Dataset items
###
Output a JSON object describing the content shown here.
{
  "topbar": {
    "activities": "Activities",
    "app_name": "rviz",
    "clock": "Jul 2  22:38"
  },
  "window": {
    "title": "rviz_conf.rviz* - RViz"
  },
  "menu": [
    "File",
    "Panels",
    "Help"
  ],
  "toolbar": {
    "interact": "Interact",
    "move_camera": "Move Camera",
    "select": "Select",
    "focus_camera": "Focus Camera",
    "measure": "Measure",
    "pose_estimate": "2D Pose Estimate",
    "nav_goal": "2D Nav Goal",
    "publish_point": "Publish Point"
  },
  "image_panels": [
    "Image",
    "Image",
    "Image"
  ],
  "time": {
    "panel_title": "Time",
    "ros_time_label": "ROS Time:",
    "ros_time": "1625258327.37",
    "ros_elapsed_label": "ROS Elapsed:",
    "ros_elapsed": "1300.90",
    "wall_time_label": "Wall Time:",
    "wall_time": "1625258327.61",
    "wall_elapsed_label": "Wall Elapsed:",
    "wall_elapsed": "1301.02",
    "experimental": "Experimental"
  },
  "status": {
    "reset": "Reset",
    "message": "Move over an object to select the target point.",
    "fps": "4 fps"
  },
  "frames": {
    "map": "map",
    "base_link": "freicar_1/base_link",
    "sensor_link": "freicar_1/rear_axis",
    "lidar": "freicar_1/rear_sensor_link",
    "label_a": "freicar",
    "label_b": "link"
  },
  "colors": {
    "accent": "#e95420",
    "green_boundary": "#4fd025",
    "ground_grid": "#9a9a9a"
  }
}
###
- WHAT NEEDS TO BE DONE -
Write the entire listing out again, word for word.

- OUTPUT OF THE TASK -
Output a JSON object describing the content shown here.
{
  "topbar": {
    "activities": "Activities",
    "app_name": "rviz",
    "clock": "Jul 2  22:38"
  },
  "window": {
    "title": "rviz_conf.rviz* - RViz"
  },
  "menu": [
    "File",
    "Panels",
    "Help"
  ],
  "toolbar": {
    "interact": "Interact",
    "move_camera": "Move Camera",
    "select": "Select",
    "focus_camera": "Focus Camera",
    "measure": "Measure",
    "pose_estimate": "2D Pose Estimate",
    "nav_goal": "2D Nav Goal",
    "publish_point": "Publish Point"
  },
  "image_panels": [
    "Image",
    "Image",
    "Image"
  ],
  "time": {
    "panel_title": "Time",
    "ros_time_label": "ROS Time:",
    "ros_time": "1625258327.37",
    "ros_elapsed_label": "ROS Elapsed:",
    "ros_elapsed": "1300.90",
    "wall_time_label": "Wall Time:",
    "wall_time": "1625258327.61",
    "wall_elapsed_label": "Wall Elapsed:",
    "wall_elapsed": "1301.02",
    "experimental": "Experimental"
  },
  "status": {
    "reset": "Reset",
    "message": "Move over an object to select the target point.",
    "fps": "4 fps"
  },
  "frames": {
    "map": "map",
    "base_link": "freicar_1/base_link",
    "sensor_link": "freicar_1/rear_axis",
    "lidar": "freicar_1/rear_sensor_link",
    "label_a": "freicar",
    "label_b": "link"
  },
  "colors": {
    "accent": "#e95420",
    "green_boundary": "#4fd025",
    "ground_grid": "#9a9a9a"
  }
}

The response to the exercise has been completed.